**WHAT IS EXPECTED**
Leave out the pictures and return every entry exactly as it appears.

[Stored data]
====================
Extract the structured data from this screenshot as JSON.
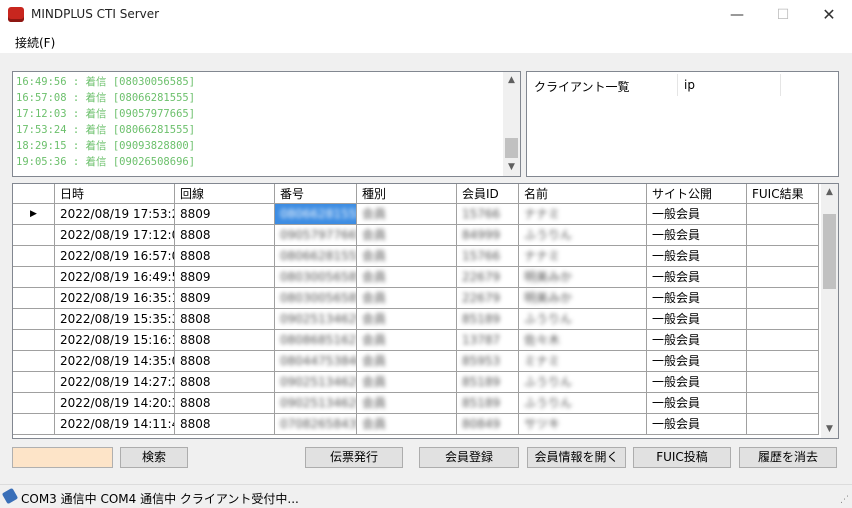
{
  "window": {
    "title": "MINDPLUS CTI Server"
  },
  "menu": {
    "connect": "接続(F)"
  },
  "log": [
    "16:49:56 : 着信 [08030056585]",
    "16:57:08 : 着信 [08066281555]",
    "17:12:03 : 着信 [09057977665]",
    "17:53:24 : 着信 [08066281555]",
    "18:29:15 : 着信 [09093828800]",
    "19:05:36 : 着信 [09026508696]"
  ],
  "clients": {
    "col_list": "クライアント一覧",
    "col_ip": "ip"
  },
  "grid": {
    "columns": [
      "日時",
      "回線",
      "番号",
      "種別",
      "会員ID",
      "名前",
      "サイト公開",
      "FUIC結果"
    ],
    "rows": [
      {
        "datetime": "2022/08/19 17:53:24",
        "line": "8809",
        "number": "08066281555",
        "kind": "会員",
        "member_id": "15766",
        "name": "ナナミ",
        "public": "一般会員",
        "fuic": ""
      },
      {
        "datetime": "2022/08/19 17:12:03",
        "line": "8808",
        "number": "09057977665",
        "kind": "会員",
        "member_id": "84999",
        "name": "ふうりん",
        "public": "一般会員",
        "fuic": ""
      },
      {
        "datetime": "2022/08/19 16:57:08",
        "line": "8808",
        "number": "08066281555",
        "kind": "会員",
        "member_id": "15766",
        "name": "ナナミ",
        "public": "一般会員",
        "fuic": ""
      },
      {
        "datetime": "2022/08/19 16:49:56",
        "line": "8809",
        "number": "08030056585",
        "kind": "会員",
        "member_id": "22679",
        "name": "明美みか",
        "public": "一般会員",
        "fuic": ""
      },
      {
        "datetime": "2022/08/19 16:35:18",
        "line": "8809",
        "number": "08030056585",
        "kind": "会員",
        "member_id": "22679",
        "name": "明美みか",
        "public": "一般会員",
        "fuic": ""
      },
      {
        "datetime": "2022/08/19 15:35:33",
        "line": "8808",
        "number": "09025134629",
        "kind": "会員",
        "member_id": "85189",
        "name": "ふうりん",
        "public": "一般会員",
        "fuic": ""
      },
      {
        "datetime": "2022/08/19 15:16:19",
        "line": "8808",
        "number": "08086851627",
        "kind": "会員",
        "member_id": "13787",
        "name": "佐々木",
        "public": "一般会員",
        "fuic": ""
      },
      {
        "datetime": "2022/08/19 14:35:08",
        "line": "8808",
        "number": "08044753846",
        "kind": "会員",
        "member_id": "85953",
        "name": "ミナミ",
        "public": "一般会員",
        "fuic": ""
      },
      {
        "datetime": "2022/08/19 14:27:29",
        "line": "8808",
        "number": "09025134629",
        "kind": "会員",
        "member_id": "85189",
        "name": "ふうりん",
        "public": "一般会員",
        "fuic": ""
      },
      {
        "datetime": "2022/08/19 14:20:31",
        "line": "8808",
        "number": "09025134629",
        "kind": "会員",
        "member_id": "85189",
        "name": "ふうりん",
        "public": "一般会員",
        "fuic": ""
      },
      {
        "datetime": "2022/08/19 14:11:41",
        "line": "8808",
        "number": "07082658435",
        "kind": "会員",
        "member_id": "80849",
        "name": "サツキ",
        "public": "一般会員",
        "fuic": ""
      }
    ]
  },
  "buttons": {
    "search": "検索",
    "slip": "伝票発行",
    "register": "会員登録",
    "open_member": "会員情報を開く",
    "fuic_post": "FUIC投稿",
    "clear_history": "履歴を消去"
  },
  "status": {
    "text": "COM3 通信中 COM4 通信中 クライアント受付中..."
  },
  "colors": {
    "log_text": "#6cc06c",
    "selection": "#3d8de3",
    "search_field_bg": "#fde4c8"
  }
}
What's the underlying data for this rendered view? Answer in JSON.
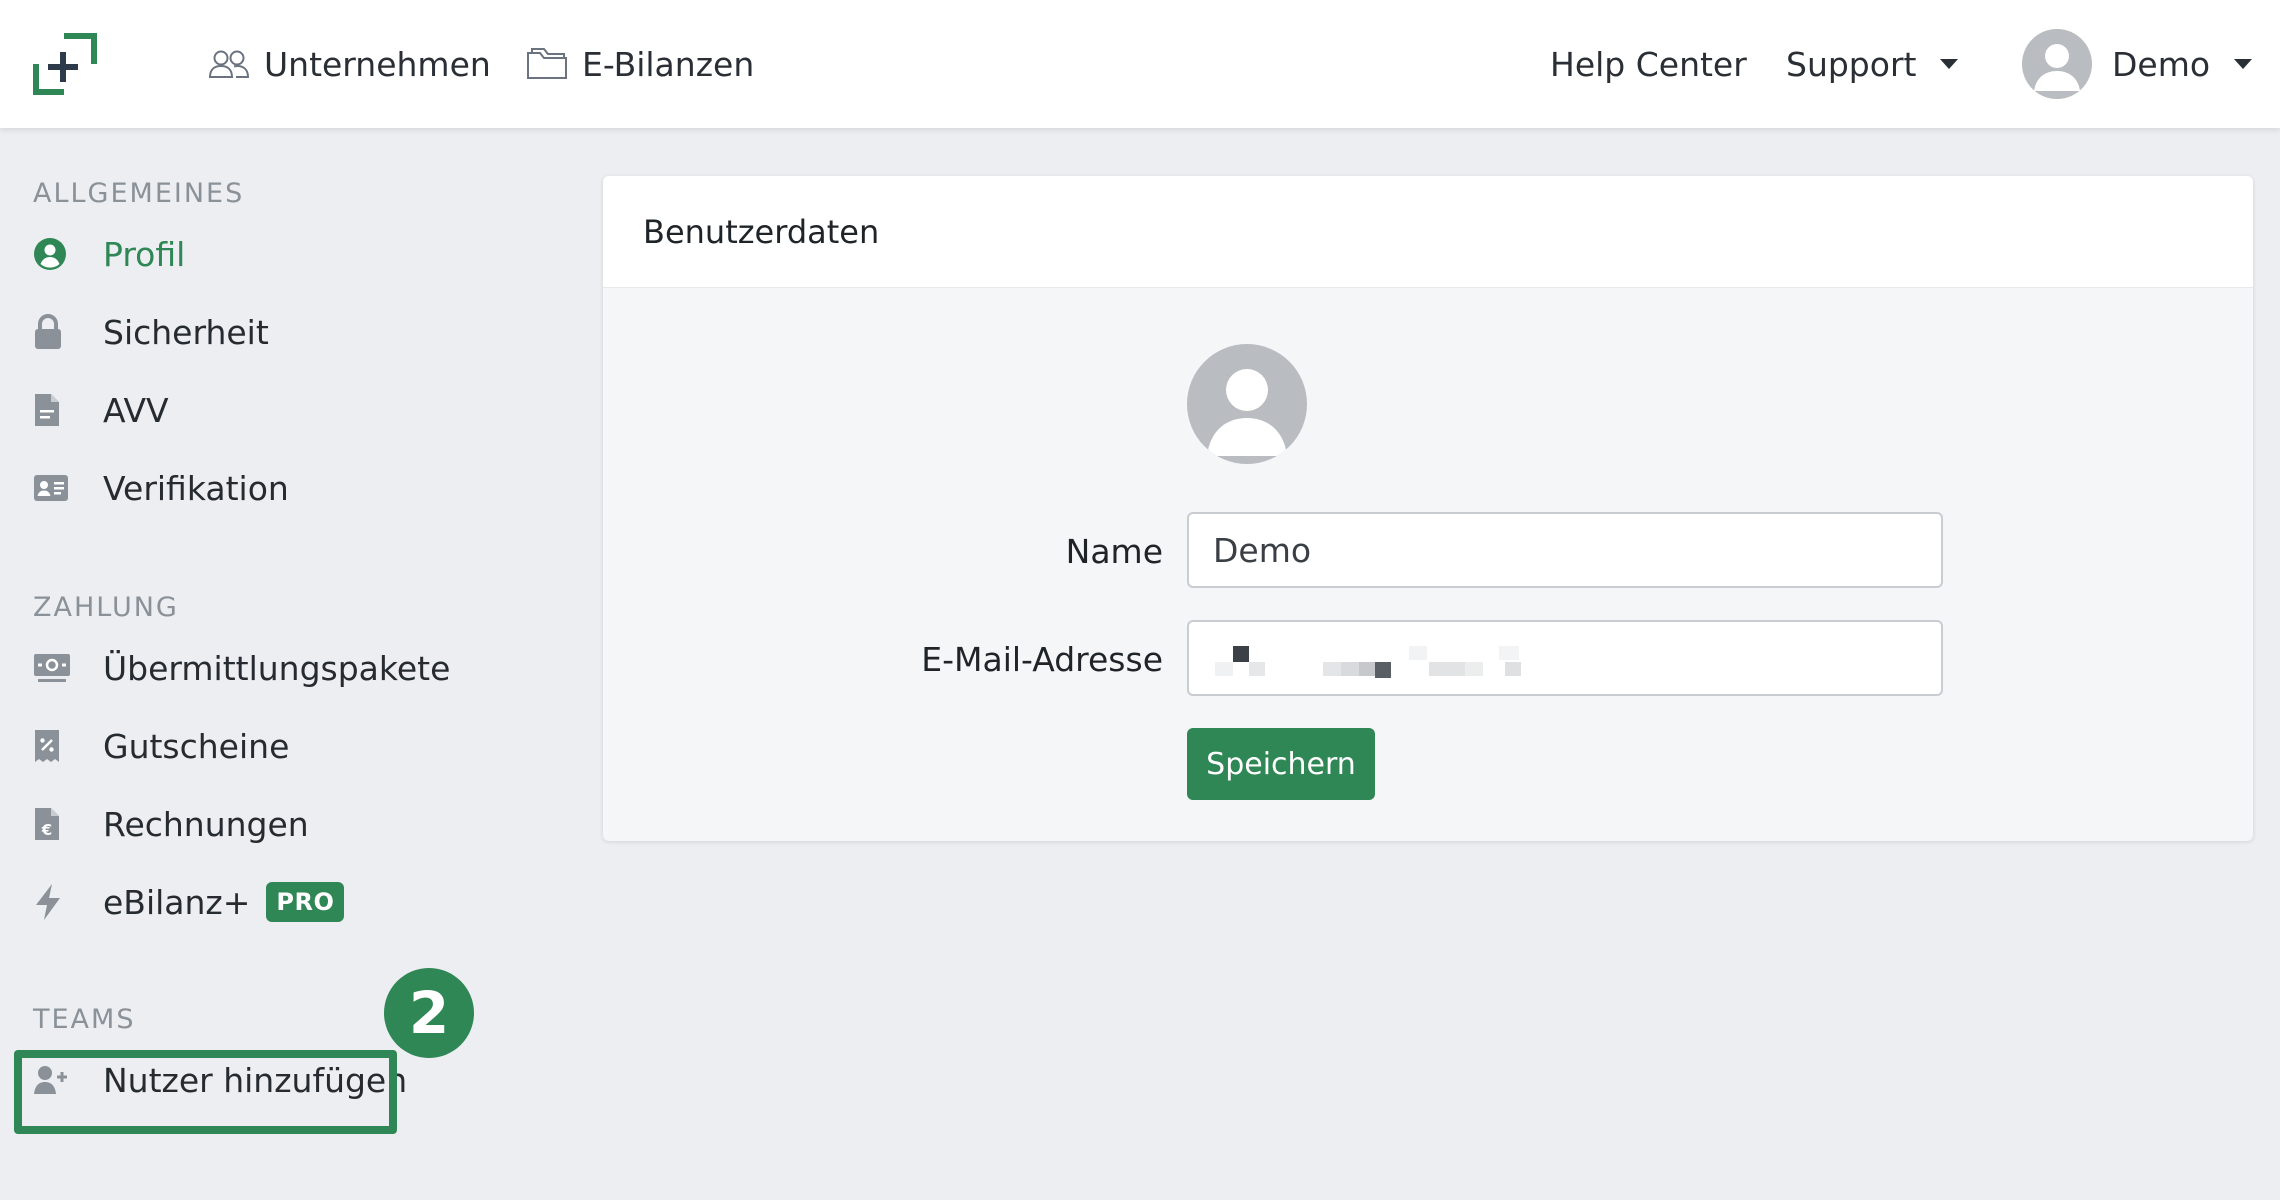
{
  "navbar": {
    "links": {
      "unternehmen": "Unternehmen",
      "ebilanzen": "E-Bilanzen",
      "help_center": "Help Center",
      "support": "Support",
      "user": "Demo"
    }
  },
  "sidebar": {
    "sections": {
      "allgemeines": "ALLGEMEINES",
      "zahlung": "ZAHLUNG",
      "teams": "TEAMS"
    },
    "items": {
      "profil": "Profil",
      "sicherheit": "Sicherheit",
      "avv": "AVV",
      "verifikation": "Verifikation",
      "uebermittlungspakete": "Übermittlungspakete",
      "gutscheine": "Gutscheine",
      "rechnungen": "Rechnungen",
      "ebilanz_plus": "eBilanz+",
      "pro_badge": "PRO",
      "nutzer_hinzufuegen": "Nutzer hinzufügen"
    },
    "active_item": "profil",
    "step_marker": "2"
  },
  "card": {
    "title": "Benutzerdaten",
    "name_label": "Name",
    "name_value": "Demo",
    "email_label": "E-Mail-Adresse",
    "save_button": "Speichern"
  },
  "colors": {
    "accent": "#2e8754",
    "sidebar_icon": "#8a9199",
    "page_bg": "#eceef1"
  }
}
====================
**THE RESPONSE**
Extract the structured data from this screenshot as JSON.
{
  "window": {
    "title": "MINDPLUS CTI Server"
  },
  "menu": {
    "connect": "接続(F)"
  },
  "log": [
    "16:49:56 : 着信 [08030056585]",
    "16:57:08 : 着信 [08066281555]",
    "17:12:03 : 着信 [09057977665]",
    "17:53:24 : 着信 [08066281555]",
    "18:29:15 : 着信 [09093828800]",
    "19:05:36 : 着信 [09026508696]"
  ],
  "clients": {
    "col_list": "クライアント一覧",
    "col_ip": "ip"
  },
  "grid": {
    "columns": [
      "日時",
      "回線",
      "番号",
      "種別",
      "会員ID",
      "名前",
      "サイト公開",
      "FUIC結果"
    ],
    "rows": [
      {
        "datetime": "2022/08/19 17:53:24",
        "line": "8809",
        "number": "08066281555",
        "kind": "会員",
        "member_id": "15766",
        "name": "ナナミ",
        "public": "一般会員",
        "fuic": ""
      },
      {
        "datetime": "2022/08/19 17:12:03",
        "line": "8808",
        "number": "09057977665",
        "kind": "会員",
        "member_id": "84999",
        "name": "ふうりん",
        "public": "一般会員",
        "fuic": ""
      },
      {
        "datetime": "2022/08/19 16:57:08",
        "line": "8808",
        "number": "08066281555",
        "kind": "会員",
        "member_id": "15766",
        "name": "ナナミ",
        "public": "一般会員",
        "fuic": ""
      },
      {
        "datetime": "2022/08/19 16:49:56",
        "line": "8809",
        "number": "08030056585",
        "kind": "会員",
        "member_id": "22679",
        "name": "明美みか",
        "public": "一般会員",
        "fuic": ""
      },
      {
        "datetime": "2022/08/19 16:35:18",
        "line": "8809",
        "number": "08030056585",
        "kind": "会員",
        "member_id": "22679",
        "name": "明美みか",
        "public": "一般会員",
        "fuic": ""
      },
      {
        "datetime": "2022/08/19 15:35:33",
        "line": "8808",
        "number": "09025134629",
        "kind": "会員",
        "member_id": "85189",
        "name": "ふうりん",
        "public": "一般会員",
        "fuic": ""
      },
      {
        "datetime": "2022/08/19 15:16:19",
        "line": "8808",
        "number": "08086851627",
        "kind": "会員",
        "member_id": "13787",
        "name": "佐々木",
        "public": "一般会員",
        "fuic": ""
      },
      {
        "datetime": "2022/08/19 14:35:08",
        "line": "8808",
        "number": "08044753846",
        "kind": "会員",
        "member_id": "85953",
        "name": "ミナミ",
        "public": "一般会員",
        "fuic": ""
      },
      {
        "datetime": "2022/08/19 14:27:29",
        "line": "8808",
        "number": "09025134629",
        "kind": "会員",
        "member_id": "85189",
        "name": "ふうりん",
        "public": "一般会員",
        "fuic": ""
      },
      {
        "datetime": "2022/08/19 14:20:31",
        "line": "8808",
        "number": "09025134629",
        "kind": "会員",
        "member_id": "85189",
        "name": "ふうりん",
        "public": "一般会員",
        "fuic": ""
      },
      {
        "datetime": "2022/08/19 14:11:41",
        "line": "8808",
        "number": "07082658435",
        "kind": "会員",
        "member_id": "80849",
        "name": "サツキ",
        "public": "一般会員",
        "fuic": ""
      }
    ]
  },
  "buttons": {
    "search": "検索",
    "slip": "伝票発行",
    "register": "会員登録",
    "open_member": "会員情報を開く",
    "fuic_post": "FUIC投稿",
    "clear_history": "履歴を消去"
  },
  "status": {
    "text": "COM3 通信中 COM4 通信中 クライアント受付中..."
  },
  "colors": {
    "log_text": "#6cc06c",
    "selection": "#3d8de3",
    "search_field_bg": "#fde4c8"
  }
}
What's the underlying data for this rendered view? Answer in JSON.
{
  "navbar": {
    "links": {
      "unternehmen": "Unternehmen",
      "ebilanzen": "E-Bilanzen",
      "help_center": "Help Center",
      "support": "Support",
      "user": "Demo"
    }
  },
  "sidebar": {
    "sections": {
      "allgemeines": "ALLGEMEINES",
      "zahlung": "ZAHLUNG",
      "teams": "TEAMS"
    },
    "items": {
      "profil": "Profil",
      "sicherheit": "Sicherheit",
      "avv": "AVV",
      "verifikation": "Verifikation",
      "uebermittlungspakete": "Übermittlungspakete",
      "gutscheine": "Gutscheine",
      "rechnungen": "Rechnungen",
      "ebilanz_plus": "eBilanz+",
      "pro_badge": "PRO",
      "nutzer_hinzufuegen": "Nutzer hinzufügen"
    },
    "active_item": "profil",
    "step_marker": "2"
  },
  "card": {
    "title": "Benutzerdaten",
    "name_label": "Name",
    "name_value": "Demo",
    "email_label": "E-Mail-Adresse",
    "save_button": "Speichern"
  },
  "colors": {
    "accent": "#2e8754",
    "sidebar_icon": "#8a9199",
    "page_bg": "#eceef1"
  }
}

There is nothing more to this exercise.